§ **Description of the task**: Repeat everything in the material exactly.

§ **Provided information**:
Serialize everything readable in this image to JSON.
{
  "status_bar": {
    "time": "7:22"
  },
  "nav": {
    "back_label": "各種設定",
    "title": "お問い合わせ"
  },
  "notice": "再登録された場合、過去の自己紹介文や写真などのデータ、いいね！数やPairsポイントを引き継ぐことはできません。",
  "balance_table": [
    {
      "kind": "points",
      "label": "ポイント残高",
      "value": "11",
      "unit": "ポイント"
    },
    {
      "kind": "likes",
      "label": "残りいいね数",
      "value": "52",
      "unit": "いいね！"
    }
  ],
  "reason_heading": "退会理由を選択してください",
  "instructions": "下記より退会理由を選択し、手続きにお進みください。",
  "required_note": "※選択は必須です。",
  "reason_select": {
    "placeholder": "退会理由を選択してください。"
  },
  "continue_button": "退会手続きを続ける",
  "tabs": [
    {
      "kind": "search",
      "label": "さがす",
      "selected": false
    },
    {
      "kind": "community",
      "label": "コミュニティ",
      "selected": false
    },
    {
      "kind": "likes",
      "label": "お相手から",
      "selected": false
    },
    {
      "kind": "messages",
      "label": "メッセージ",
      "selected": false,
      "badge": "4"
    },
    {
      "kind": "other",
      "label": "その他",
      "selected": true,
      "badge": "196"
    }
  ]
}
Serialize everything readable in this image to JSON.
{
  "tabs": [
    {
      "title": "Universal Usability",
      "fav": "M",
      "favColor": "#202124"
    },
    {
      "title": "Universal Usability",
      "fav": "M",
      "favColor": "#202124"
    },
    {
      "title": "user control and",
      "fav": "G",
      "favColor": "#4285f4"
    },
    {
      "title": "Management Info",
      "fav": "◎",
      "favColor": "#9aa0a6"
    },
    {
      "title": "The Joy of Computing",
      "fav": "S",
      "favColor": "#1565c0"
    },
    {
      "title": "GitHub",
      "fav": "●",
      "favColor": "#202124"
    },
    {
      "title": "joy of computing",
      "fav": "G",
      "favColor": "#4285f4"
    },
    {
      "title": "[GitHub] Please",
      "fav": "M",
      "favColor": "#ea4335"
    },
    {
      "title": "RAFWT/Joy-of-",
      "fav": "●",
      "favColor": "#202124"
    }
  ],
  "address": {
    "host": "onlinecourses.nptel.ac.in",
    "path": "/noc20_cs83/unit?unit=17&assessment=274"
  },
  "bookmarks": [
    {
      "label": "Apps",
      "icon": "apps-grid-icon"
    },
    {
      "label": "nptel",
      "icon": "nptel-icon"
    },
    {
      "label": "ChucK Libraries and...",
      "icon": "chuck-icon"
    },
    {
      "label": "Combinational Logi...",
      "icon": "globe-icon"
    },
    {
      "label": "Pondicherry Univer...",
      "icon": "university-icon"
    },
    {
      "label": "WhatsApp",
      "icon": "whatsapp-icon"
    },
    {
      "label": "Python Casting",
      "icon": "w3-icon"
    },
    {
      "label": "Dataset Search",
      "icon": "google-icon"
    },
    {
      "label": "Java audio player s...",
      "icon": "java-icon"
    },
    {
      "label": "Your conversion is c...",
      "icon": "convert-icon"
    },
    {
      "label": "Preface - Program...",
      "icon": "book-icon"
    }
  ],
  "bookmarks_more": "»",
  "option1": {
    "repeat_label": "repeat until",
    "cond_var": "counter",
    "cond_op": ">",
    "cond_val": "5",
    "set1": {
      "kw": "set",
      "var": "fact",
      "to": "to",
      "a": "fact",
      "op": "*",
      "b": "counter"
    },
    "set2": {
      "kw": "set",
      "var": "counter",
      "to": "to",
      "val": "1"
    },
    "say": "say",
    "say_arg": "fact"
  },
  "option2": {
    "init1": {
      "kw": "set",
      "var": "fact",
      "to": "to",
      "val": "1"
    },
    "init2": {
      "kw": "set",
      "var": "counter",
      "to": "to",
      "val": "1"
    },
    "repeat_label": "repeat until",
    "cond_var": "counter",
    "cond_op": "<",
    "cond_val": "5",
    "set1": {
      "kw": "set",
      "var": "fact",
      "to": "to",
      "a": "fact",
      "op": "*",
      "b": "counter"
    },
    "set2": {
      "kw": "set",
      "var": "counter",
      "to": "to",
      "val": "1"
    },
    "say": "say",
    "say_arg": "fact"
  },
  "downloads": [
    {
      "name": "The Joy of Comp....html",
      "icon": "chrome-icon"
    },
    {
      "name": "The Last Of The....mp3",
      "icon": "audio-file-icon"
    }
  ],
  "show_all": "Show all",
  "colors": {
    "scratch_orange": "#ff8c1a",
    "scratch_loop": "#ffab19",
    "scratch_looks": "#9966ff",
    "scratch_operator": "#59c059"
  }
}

§ **Solution**:
Serialize everything readable in this image to JSON.
{
  "status_bar": {
    "time": "7:22"
  },
  "nav": {
    "back_label": "各種設定",
    "title": "お問い合わせ"
  },
  "notice": "再登録された場合、過去の自己紹介文や写真などのデータ、いいね！数やPairsポイントを引き継ぐことはできません。",
  "balance_table": [
    {
      "kind": "points",
      "label": "ポイント残高",
      "value": "11",
      "unit": "ポイント"
    },
    {
      "kind": "likes",
      "label": "残りいいね数",
      "value": "52",
      "unit": "いいね！"
    }
  ],
  "reason_heading": "退会理由を選択してください",
  "instructions": "下記より退会理由を選択し、手続きにお進みください。",
  "required_note": "※選択は必須です。",
  "reason_select": {
    "placeholder": "退会理由を選択してください。"
  },
  "continue_button": "退会手続きを続ける",
  "tabs": [
    {
      "kind": "search",
      "label": "さがす",
      "selected": false
    },
    {
      "kind": "community",
      "label": "コミュニティ",
      "selected": false
    },
    {
      "kind": "likes",
      "label": "お相手から",
      "selected": false
    },
    {
      "kind": "messages",
      "label": "メッセージ",
      "selected": false,
      "badge": "4"
    },
    {
      "kind": "other",
      "label": "その他",
      "selected": true,
      "badge": "196"
    }
  ]
}
Serialize everything readable in this image to JSON.
{
  "tabs": [
    {
      "title": "Universal Usability",
      "fav": "M",
      "favColor": "#202124"
    },
    {
      "title": "Universal Usability",
      "fav": "M",
      "favColor": "#202124"
    },
    {
      "title": "user control and",
      "fav": "G",
      "favColor": "#4285f4"
    },
    {
      "title": "Management Info",
      "fav": "◎",
      "favColor": "#9aa0a6"
    },
    {
      "title": "The Joy of Computing",
      "fav": "S",
      "favColor": "#1565c0"
    },
    {
      "title": "GitHub",
      "fav": "●",
      "favColor": "#202124"
    },
    {
      "title": "joy of computing",
      "fav": "G",
      "favColor": "#4285f4"
    },
    {
      "title": "[GitHub] Please",
      "fav": "M",
      "favColor": "#ea4335"
    },
    {
      "title": "RAFWT/Joy-of-",
      "fav": "●",
      "favColor": "#202124"
    }
  ],
  "address": {
    "host": "onlinecourses.nptel.ac.in",
    "path": "/noc20_cs83/unit?unit=17&assessment=274"
  },
  "bookmarks": [
    {
      "label": "Apps",
      "icon": "apps-grid-icon"
    },
    {
      "label": "nptel",
      "icon": "nptel-icon"
    },
    {
      "label": "ChucK Libraries and...",
      "icon": "chuck-icon"
    },
    {
      "label": "Combinational Logi...",
      "icon": "globe-icon"
    },
    {
      "label": "Pondicherry Univer...",
      "icon": "university-icon"
    },
    {
      "label": "WhatsApp",
      "icon": "whatsapp-icon"
    },
    {
      "label": "Python Casting",
      "icon": "w3-icon"
    },
    {
      "label": "Dataset Search",
      "icon": "google-icon"
    },
    {
      "label": "Java audio player s...",
      "icon": "java-icon"
    },
    {
      "label": "Your conversion is c...",
      "icon": "convert-icon"
    },
    {
      "label": "Preface - Program...",
      "icon": "book-icon"
    }
  ],
  "bookmarks_more": "»",
  "option1": {
    "repeat_label": "repeat until",
    "cond_var": "counter",
    "cond_op": ">",
    "cond_val": "5",
    "set1": {
      "kw": "set",
      "var": "fact",
      "to": "to",
      "a": "fact",
      "op": "*",
      "b": "counter"
    },
    "set2": {
      "kw": "set",
      "var": "counter",
      "to": "to",
      "val": "1"
    },
    "say": "say",
    "say_arg": "fact"
  },
  "option2": {
    "init1": {
      "kw": "set",
      "var": "fact",
      "to": "to",
      "val": "1"
    },
    "init2": {
      "kw": "set",
      "var": "counter",
      "to": "to",
      "val": "1"
    },
    "repeat_label": "repeat until",
    "cond_var": "counter",
    "cond_op": "<",
    "cond_val": "5",
    "set1": {
      "kw": "set",
      "var": "fact",
      "to": "to",
      "a": "fact",
      "op": "*",
      "b": "counter"
    },
    "set2": {
      "kw": "set",
      "var": "counter",
      "to": "to",
      "val": "1"
    },
    "say": "say",
    "say_arg": "fact"
  },
  "downloads": [
    {
      "name": "The Joy of Comp....html",
      "icon": "chrome-icon"
    },
    {
      "name": "The Last Of The....mp3",
      "icon": "audio-file-icon"
    }
  ],
  "show_all": "Show all",
  "colors": {
    "scratch_orange": "#ff8c1a",
    "scratch_loop": "#ffab19",
    "scratch_looks": "#9966ff",
    "scratch_operator": "#59c059"
  }
}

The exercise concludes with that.